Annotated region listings
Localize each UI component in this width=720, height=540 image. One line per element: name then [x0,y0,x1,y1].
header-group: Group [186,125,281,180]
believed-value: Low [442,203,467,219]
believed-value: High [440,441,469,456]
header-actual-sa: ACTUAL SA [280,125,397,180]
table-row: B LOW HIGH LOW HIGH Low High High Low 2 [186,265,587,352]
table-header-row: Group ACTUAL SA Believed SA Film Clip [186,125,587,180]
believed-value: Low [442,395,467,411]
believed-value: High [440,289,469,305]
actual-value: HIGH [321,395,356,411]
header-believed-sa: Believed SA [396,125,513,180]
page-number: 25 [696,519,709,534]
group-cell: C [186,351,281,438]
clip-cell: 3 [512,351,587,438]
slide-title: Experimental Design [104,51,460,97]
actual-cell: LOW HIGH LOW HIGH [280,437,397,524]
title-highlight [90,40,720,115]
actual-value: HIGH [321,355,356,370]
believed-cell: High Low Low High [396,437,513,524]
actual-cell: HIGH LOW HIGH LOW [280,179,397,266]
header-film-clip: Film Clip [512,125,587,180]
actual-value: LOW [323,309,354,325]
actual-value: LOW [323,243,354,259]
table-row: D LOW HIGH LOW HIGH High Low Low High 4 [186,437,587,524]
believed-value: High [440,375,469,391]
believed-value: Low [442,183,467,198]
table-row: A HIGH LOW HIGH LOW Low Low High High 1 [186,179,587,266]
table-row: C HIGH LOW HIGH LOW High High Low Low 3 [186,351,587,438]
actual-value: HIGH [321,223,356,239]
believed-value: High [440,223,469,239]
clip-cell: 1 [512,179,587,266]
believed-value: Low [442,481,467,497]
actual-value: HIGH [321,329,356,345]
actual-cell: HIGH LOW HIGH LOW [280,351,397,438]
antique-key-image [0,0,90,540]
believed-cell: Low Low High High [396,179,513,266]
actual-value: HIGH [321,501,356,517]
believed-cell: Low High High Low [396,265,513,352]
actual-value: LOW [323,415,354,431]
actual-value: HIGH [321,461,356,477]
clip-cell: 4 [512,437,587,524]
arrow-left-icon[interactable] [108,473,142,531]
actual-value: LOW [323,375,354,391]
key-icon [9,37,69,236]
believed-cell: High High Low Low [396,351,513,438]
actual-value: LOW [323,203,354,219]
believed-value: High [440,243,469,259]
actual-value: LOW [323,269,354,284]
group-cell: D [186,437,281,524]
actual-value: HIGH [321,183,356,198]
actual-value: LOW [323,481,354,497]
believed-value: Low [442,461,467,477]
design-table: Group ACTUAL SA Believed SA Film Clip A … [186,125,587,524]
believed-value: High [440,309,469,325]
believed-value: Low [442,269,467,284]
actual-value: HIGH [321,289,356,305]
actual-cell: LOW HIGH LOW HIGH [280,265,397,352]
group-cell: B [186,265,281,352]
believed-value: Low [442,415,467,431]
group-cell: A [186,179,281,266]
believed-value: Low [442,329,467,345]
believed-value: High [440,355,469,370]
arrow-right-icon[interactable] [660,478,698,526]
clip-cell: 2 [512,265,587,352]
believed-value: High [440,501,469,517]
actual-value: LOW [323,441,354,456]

» Job: Edit the data from its first line through the line containing "believed-cell: High High", changing "Film Clip" to "Video Clip" and keeping everything else the same. Return only those lines.

» Solved exercise:
Localize each UI component in this width=720, height=540 image. One line per element: name then [x0,y0,x1,y1].
header-group: Group [186,125,281,180]
believed-value: Low [442,203,467,219]
believed-value: High [440,441,469,456]
header-actual-sa: ACTUAL SA [280,125,397,180]
table-row: B LOW HIGH LOW HIGH Low High High Low 2 [186,265,587,352]
table-header-row: Group ACTUAL SA Believed SA Video Clip [186,125,587,180]
believed-value: Low [442,395,467,411]
believed-value: High [440,289,469,305]
actual-value: HIGH [321,395,356,411]
header-believed-sa: Believed SA [396,125,513,180]
page-number: 25 [696,519,709,534]
group-cell: C [186,351,281,438]
clip-cell: 3 [512,351,587,438]
slide-title: Experimental Design [104,51,460,97]
actual-cell: LOW HIGH LOW HIGH [280,437,397,524]
title-highlight [90,40,720,115]
actual-value: HIGH [321,355,356,370]
believed-cell: High Low Low High [396,437,513,524]
actual-cell: HIGH LOW HIGH LOW [280,179,397,266]
header-film-clip: Video Clip [512,125,587,180]
actual-value: LOW [323,309,354,325]
actual-value: LOW [323,243,354,259]
table-row: D LOW HIGH LOW HIGH High Low Low High 4 [186,437,587,524]
believed-value: High [440,375,469,391]
believed-value: Low [442,183,467,198]
table-row: A HIGH LOW HIGH LOW Low Low High High 1 [186,179,587,266]
table-row: C HIGH LOW HIGH LOW High High Low Low 3 [186,351,587,438]
actual-value: HIGH [321,223,356,239]
believed-value: High [440,223,469,239]
clip-cell: 1 [512,179,587,266]
believed-value: Low [442,481,467,497]
actual-value: HIGH [321,329,356,345]
actual-cell: HIGH LOW HIGH LOW [280,351,397,438]
antique-key-image [0,0,90,540]
believed-cell: Low Low High High [396,179,513,266]
actual-value: HIGH [321,501,356,517]
believed-cell: Low High High Low [396,265,513,352]
actual-value: LOW [323,415,354,431]
actual-value: HIGH [321,461,356,477]
clip-cell: 4 [512,437,587,524]
arrow-left-icon[interactable] [108,473,142,531]
actual-value: LOW [323,375,354,391]
key-icon [9,37,69,236]
believed-cell: High High Low Low [396,351,513,438]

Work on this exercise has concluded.